Omit all images, then return the remaining material exactly as it stands.

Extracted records
>> Begin
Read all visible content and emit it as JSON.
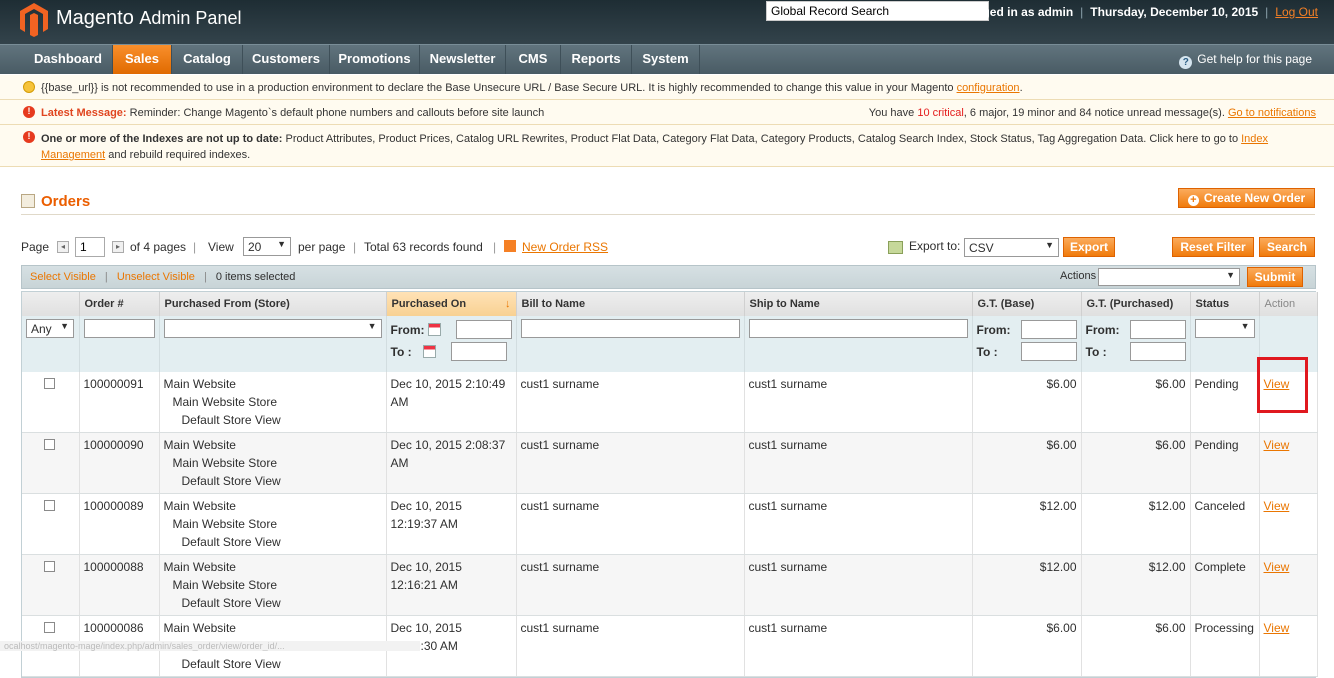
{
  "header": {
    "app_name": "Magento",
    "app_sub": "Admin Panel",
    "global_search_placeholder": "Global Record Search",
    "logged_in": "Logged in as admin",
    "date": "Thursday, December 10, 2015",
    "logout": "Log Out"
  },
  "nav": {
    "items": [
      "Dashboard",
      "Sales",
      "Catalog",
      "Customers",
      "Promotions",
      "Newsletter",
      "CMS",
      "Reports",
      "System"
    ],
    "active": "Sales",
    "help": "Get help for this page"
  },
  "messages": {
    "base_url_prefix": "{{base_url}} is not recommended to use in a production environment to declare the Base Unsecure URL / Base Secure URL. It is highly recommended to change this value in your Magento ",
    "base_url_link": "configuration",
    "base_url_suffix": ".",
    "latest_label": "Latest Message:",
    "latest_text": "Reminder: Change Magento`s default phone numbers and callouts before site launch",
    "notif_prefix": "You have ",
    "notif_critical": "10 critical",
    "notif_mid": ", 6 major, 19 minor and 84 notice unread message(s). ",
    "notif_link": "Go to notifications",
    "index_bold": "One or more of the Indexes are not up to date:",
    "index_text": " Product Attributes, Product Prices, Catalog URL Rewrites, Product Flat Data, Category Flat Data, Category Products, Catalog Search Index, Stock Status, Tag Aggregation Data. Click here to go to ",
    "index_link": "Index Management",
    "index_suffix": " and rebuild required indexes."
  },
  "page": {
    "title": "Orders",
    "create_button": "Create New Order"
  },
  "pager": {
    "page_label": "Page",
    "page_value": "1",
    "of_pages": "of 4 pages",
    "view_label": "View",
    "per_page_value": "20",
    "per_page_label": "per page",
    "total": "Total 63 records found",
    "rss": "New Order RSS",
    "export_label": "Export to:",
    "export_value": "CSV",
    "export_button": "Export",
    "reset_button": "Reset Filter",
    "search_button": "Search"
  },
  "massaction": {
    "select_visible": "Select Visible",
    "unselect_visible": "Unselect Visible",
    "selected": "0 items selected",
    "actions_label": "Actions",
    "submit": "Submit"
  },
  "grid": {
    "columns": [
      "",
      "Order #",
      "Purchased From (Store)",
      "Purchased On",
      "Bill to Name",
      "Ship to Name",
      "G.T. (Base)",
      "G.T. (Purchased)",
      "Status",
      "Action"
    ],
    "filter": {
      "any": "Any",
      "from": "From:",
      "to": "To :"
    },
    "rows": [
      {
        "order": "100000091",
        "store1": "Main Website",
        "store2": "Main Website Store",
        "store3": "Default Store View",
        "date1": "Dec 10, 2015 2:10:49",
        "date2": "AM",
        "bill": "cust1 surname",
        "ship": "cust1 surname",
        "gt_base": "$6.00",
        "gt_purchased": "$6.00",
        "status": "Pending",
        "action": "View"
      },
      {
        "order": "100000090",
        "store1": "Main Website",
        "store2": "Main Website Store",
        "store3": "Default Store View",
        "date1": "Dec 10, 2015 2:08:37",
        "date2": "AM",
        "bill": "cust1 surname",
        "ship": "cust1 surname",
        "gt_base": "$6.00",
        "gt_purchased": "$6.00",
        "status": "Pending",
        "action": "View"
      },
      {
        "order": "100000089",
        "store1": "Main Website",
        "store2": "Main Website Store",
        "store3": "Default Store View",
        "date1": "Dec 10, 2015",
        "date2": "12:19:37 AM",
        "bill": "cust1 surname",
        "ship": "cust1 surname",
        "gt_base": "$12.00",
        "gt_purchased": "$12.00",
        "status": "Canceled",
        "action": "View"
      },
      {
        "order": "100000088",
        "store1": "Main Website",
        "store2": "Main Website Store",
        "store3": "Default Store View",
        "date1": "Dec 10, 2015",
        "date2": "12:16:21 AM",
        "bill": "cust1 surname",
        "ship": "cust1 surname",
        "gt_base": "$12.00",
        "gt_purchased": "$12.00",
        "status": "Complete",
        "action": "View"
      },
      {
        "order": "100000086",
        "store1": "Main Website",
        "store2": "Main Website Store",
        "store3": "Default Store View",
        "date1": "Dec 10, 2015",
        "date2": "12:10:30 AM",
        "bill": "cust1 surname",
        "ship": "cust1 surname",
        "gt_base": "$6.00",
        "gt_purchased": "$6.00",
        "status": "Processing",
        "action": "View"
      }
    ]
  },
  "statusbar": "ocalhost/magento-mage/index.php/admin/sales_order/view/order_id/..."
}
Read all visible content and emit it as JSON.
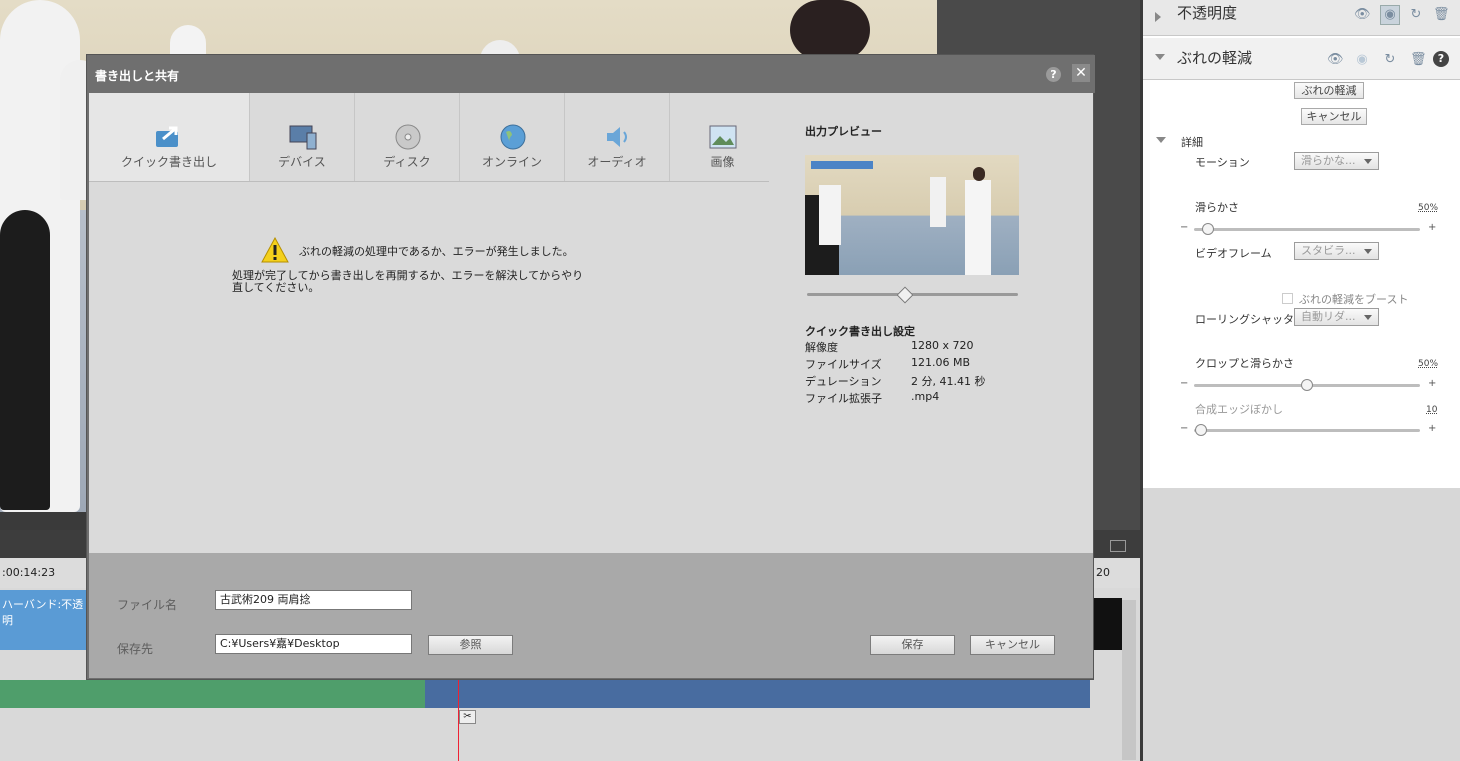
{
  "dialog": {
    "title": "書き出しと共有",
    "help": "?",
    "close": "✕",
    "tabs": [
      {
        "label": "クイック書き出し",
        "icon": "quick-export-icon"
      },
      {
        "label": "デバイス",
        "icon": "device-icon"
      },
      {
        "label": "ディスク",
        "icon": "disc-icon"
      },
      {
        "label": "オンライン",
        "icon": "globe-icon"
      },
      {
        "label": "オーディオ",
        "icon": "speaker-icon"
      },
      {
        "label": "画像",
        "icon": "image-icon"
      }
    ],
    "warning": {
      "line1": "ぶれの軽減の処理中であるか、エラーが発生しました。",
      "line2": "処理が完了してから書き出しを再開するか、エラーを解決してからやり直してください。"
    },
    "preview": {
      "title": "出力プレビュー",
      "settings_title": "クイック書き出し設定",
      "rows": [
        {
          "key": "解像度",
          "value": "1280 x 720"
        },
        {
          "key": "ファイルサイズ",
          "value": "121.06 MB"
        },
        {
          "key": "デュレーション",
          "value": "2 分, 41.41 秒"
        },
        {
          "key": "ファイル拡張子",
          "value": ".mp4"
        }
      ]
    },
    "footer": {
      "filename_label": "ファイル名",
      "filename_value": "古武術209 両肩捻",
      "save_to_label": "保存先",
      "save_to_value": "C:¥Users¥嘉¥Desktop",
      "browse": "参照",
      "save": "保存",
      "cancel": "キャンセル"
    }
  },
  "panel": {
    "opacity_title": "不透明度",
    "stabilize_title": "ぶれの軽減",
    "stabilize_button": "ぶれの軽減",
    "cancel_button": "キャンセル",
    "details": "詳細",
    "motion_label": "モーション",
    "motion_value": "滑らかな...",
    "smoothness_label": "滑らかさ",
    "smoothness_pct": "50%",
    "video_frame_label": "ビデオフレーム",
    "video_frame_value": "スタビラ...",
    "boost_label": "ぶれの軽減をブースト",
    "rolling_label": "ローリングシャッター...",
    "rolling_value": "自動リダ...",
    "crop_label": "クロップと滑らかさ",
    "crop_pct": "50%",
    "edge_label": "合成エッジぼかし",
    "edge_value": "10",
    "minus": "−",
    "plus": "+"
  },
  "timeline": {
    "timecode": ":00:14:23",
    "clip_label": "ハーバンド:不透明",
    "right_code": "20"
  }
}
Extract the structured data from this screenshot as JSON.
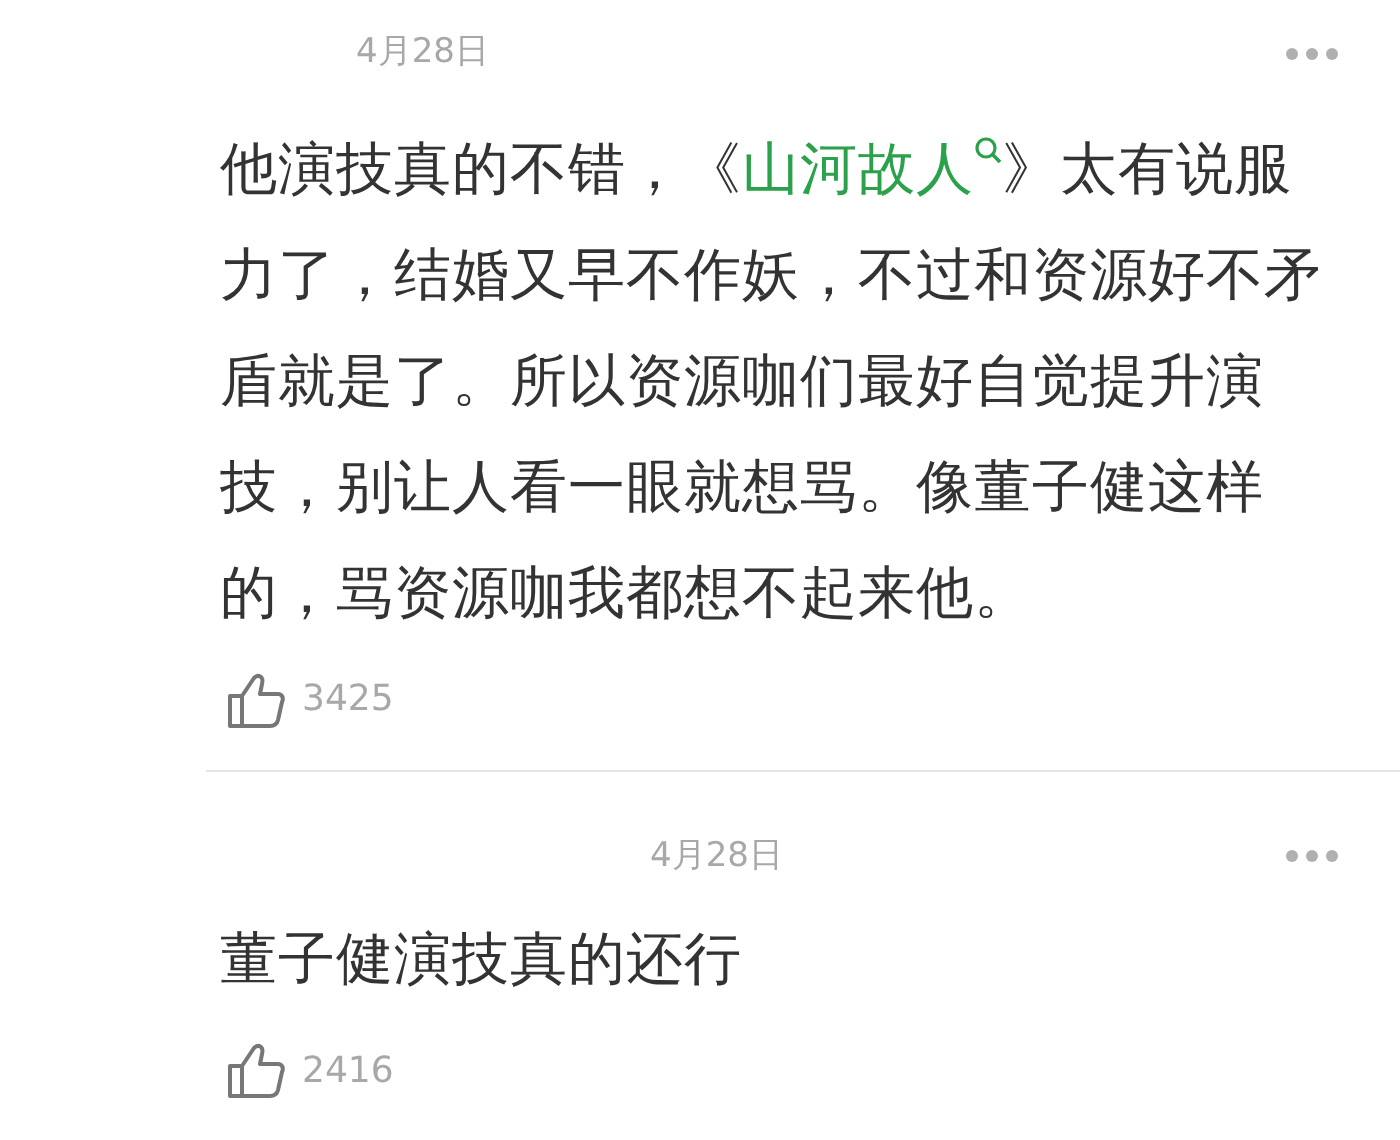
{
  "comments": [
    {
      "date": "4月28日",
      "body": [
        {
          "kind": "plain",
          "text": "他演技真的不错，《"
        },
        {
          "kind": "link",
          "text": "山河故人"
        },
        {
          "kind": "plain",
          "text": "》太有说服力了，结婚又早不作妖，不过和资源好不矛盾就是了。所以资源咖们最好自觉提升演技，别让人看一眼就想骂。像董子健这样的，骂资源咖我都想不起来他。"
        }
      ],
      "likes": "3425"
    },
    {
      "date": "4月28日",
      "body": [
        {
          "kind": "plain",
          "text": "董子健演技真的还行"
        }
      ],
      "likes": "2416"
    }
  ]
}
>> End
Output for this task
Read all visible content and emit it as JSON.
{
  "header": {
    "app_name": "Magento",
    "app_sub": "Admin Panel",
    "global_search_placeholder": "Global Record Search",
    "logged_in": "Logged in as admin",
    "date": "Thursday, December 10, 2015",
    "logout": "Log Out"
  },
  "nav": {
    "items": [
      "Dashboard",
      "Sales",
      "Catalog",
      "Customers",
      "Promotions",
      "Newsletter",
      "CMS",
      "Reports",
      "System"
    ],
    "active": "Sales",
    "help": "Get help for this page"
  },
  "messages": {
    "base_url_prefix": "{{base_url}} is not recommended to use in a production environment to declare the Base Unsecure URL / Base Secure URL. It is highly recommended to change this value in your Magento ",
    "base_url_link": "configuration",
    "base_url_suffix": ".",
    "latest_label": "Latest Message:",
    "latest_text": "Reminder: Change Magento`s default phone numbers and callouts before site launch",
    "notif_prefix": "You have ",
    "notif_critical": "10 critical",
    "notif_mid": ", 6 major, 19 minor and 84 notice unread message(s). ",
    "notif_link": "Go to notifications",
    "index_bold": "One or more of the Indexes are not up to date:",
    "index_text": " Product Attributes, Product Prices, Catalog URL Rewrites, Product Flat Data, Category Flat Data, Category Products, Catalog Search Index, Stock Status, Tag Aggregation Data. Click here to go to ",
    "index_link": "Index Management",
    "index_suffix": " and rebuild required indexes."
  },
  "page": {
    "title": "Orders",
    "create_button": "Create New Order"
  },
  "pager": {
    "page_label": "Page",
    "page_value": "1",
    "of_pages": "of 4 pages",
    "view_label": "View",
    "per_page_value": "20",
    "per_page_label": "per page",
    "total": "Total 63 records found",
    "rss": "New Order RSS",
    "export_label": "Export to:",
    "export_value": "CSV",
    "export_button": "Export",
    "reset_button": "Reset Filter",
    "search_button": "Search"
  },
  "massaction": {
    "select_visible": "Select Visible",
    "unselect_visible": "Unselect Visible",
    "selected": "0 items selected",
    "actions_label": "Actions",
    "submit": "Submit"
  },
  "grid": {
    "columns": [
      "",
      "Order #",
      "Purchased From (Store)",
      "Purchased On",
      "Bill to Name",
      "Ship to Name",
      "G.T. (Base)",
      "G.T. (Purchased)",
      "Status",
      "Action"
    ],
    "filter": {
      "any": "Any",
      "from": "From:",
      "to": "To :"
    },
    "rows": [
      {
        "order": "100000091",
        "store1": "Main Website",
        "store2": "Main Website Store",
        "store3": "Default Store View",
        "date1": "Dec 10, 2015 2:10:49",
        "date2": "AM",
        "bill": "cust1 surname",
        "ship": "cust1 surname",
        "gt_base": "$6.00",
        "gt_purchased": "$6.00",
        "status": "Pending",
        "action": "View"
      },
      {
        "order": "100000090",
        "store1": "Main Website",
        "store2": "Main Website Store",
        "store3": "Default Store View",
        "date1": "Dec 10, 2015 2:08:37",
        "date2": "AM",
        "bill": "cust1 surname",
        "ship": "cust1 surname",
        "gt_base": "$6.00",
        "gt_purchased": "$6.00",
        "status": "Pending",
        "action": "View"
      },
      {
        "order": "100000089",
        "store1": "Main Website",
        "store2": "Main Website Store",
        "store3": "Default Store View",
        "date1": "Dec 10, 2015",
        "date2": "12:19:37 AM",
        "bill": "cust1 surname",
        "ship": "cust1 surname",
        "gt_base": "$12.00",
        "gt_purchased": "$12.00",
        "status": "Canceled",
        "action": "View"
      },
      {
        "order": "100000088",
        "store1": "Main Website",
        "store2": "Main Website Store",
        "store3": "Default Store View",
        "date1": "Dec 10, 2015",
        "date2": "12:16:21 AM",
        "bill": "cust1 surname",
        "ship": "cust1 surname",
        "gt_base": "$12.00",
        "gt_purchased": "$12.00",
        "status": "Complete",
        "action": "View"
      },
      {
        "order": "100000086",
        "store1": "Main Website",
        "store2": "Main Website Store",
        "store3": "Default Store View",
        "date1": "Dec 10, 2015",
        "date2": "12:10:30 AM",
        "bill": "cust1 surname",
        "ship": "cust1 surname",
        "gt_base": "$6.00",
        "gt_purchased": "$6.00",
        "status": "Processing",
        "action": "View"
      }
    ]
  },
  "statusbar": "ocalhost/magento-mage/index.php/admin/sales_order/view/order_id/..."
}
Read all visible content and emit it as JSON.
{
  "dialog": {
    "title": "書き出しと共有",
    "help": "?",
    "close": "✕",
    "tabs": [
      {
        "label": "クイック書き出し",
        "icon": "quick-export-icon"
      },
      {
        "label": "デバイス",
        "icon": "device-icon"
      },
      {
        "label": "ディスク",
        "icon": "disc-icon"
      },
      {
        "label": "オンライン",
        "icon": "globe-icon"
      },
      {
        "label": "オーディオ",
        "icon": "speaker-icon"
      },
      {
        "label": "画像",
        "icon": "image-icon"
      }
    ],
    "warning": {
      "line1": "ぶれの軽減の処理中であるか、エラーが発生しました。",
      "line2": "処理が完了してから書き出しを再開するか、エラーを解決してからやり直してください。"
    },
    "preview": {
      "title": "出力プレビュー",
      "settings_title": "クイック書き出し設定",
      "rows": [
        {
          "key": "解像度",
          "value": "1280 x 720"
        },
        {
          "key": "ファイルサイズ",
          "value": "121.06 MB"
        },
        {
          "key": "デュレーション",
          "value": "2 分, 41.41 秒"
        },
        {
          "key": "ファイル拡張子",
          "value": ".mp4"
        }
      ]
    },
    "footer": {
      "filename_label": "ファイル名",
      "filename_value": "古武術209 両肩捻",
      "save_to_label": "保存先",
      "save_to_value": "C:¥Users¥嘉¥Desktop",
      "browse": "参照",
      "save": "保存",
      "cancel": "キャンセル"
    }
  },
  "panel": {
    "opacity_title": "不透明度",
    "stabilize_title": "ぶれの軽減",
    "stabilize_button": "ぶれの軽減",
    "cancel_button": "キャンセル",
    "details": "詳細",
    "motion_label": "モーション",
    "motion_value": "滑らかな...",
    "smoothness_label": "滑らかさ",
    "smoothness_pct": "50%",
    "video_frame_label": "ビデオフレーム",
    "video_frame_value": "スタビラ...",
    "boost_label": "ぶれの軽減をブースト",
    "rolling_label": "ローリングシャッター...",
    "rolling_value": "自動リダ...",
    "crop_label": "クロップと滑らかさ",
    "crop_pct": "50%",
    "edge_label": "合成エッジぼかし",
    "edge_value": "10",
    "minus": "−",
    "plus": "+"
  },
  "timeline": {
    "timecode": ":00:14:23",
    "clip_label": "ハーバンド:不透明",
    "right_code": "20"
  }
}
Extract the structured data from this screenshot as JSON.
{
  "comments": [
    {
      "date": "4月28日",
      "body": [
        {
          "kind": "plain",
          "text": "他演技真的不错，《"
        },
        {
          "kind": "link",
          "text": "山河故人"
        },
        {
          "kind": "plain",
          "text": "》太有说服力了，结婚又早不作妖，不过和资源好不矛盾就是了。所以资源咖们最好自觉提升演技，别让人看一眼就想骂。像董子健这样的，骂资源咖我都想不起来他。"
        }
      ],
      "likes": "3425"
    },
    {
      "date": "4月28日",
      "body": [
        {
          "kind": "plain",
          "text": "董子健演技真的还行"
        }
      ],
      "likes": "2416"
    }
  ]
}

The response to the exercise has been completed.